* _Source data_:

----

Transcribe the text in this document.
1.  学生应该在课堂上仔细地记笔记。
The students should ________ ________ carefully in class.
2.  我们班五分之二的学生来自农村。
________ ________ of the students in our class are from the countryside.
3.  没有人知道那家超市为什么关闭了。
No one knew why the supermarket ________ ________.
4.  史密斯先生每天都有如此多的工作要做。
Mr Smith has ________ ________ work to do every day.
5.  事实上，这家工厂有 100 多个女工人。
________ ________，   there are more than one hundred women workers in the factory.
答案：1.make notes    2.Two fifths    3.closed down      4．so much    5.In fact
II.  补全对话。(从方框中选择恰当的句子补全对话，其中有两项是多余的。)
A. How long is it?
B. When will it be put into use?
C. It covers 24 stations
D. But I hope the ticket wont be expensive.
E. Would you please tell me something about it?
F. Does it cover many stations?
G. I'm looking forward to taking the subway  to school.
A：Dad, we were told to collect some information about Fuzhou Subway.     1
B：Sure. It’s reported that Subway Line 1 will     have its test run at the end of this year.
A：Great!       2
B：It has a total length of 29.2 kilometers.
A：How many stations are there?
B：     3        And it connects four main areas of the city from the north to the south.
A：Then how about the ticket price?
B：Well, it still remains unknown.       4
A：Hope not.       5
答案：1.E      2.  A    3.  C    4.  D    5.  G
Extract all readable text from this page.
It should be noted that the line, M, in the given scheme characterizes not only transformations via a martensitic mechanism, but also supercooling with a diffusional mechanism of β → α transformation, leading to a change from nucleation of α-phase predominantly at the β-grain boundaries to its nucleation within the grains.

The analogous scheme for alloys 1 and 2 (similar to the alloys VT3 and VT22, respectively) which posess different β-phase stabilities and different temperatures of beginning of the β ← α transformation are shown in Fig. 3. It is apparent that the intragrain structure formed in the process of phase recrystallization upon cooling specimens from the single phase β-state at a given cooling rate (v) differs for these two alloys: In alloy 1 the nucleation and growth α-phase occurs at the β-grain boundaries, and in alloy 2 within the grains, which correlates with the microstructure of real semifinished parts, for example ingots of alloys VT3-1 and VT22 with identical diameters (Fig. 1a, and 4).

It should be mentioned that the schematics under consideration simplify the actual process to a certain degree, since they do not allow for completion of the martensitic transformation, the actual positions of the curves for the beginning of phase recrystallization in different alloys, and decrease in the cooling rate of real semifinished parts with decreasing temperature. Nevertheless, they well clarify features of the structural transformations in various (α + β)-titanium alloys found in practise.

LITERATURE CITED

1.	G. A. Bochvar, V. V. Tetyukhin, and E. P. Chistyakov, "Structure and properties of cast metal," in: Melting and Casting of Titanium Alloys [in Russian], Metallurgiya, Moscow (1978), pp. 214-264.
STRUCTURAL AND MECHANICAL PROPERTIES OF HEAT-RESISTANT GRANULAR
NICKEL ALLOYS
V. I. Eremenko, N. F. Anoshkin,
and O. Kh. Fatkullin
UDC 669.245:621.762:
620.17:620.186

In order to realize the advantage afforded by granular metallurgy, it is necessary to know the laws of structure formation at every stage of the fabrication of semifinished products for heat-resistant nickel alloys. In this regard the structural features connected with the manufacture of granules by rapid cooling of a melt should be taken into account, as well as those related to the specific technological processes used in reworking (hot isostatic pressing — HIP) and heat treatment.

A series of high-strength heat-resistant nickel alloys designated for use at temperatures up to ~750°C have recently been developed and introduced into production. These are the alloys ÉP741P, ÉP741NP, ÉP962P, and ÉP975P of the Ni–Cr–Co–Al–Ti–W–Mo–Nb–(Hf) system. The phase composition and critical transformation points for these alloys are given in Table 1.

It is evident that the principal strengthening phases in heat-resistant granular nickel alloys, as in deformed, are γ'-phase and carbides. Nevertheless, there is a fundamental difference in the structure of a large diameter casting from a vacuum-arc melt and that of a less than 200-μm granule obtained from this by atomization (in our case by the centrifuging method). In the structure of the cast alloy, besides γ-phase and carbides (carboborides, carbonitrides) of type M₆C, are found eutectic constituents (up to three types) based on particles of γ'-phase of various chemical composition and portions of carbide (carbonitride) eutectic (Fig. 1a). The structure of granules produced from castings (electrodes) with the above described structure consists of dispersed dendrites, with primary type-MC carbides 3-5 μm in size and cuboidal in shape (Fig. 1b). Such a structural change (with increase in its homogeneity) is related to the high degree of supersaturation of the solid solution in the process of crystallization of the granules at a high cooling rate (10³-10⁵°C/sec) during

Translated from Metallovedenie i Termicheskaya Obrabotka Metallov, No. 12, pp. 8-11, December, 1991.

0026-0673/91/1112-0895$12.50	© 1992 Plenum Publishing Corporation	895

----

* _Problem details_: Your task is to gather all lines from the entries above that hold the word "will".

* _The answer_:
B. When will it be put into use?
B：Sure. It’s reported that Subway Line 1 will     have its test run at the end of this year.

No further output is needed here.